_Stated task_
Write out all lines holding the word "usage".

_Material shown_
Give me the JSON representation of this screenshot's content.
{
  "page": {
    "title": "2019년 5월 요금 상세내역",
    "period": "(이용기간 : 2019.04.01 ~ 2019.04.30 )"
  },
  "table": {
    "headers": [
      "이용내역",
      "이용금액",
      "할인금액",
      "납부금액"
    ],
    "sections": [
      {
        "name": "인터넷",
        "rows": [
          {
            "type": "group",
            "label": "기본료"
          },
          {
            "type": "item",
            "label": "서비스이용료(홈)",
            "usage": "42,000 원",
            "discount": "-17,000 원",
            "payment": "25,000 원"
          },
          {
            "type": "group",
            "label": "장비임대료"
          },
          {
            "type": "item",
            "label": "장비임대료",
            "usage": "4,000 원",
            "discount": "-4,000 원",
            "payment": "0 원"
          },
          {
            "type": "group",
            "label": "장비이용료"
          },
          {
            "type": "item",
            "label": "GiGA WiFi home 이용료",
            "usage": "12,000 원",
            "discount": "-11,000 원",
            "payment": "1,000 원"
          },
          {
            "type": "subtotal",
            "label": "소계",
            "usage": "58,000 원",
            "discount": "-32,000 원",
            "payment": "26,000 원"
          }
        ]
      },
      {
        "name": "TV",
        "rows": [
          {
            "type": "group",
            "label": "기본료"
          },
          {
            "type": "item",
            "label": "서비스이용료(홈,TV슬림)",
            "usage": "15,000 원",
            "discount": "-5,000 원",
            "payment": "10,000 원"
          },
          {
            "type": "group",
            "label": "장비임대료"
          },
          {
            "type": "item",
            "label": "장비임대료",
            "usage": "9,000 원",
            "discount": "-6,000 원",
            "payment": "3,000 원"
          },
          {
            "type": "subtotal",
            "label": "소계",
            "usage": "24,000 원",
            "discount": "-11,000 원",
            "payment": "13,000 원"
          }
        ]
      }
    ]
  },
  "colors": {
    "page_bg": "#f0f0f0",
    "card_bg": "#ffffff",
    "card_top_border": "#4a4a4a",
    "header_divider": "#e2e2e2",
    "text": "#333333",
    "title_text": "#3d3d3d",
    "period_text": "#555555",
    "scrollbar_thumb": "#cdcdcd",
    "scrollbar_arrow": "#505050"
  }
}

_Worked solution_
            "usage": "42,000 원",
            "usage": "4,000 원",
            "usage": "12,000 원",
            "usage": "58,000 원",
            "usage": "15,000 원",
            "usage": "9,000 원",
            "usage": "24,000 원",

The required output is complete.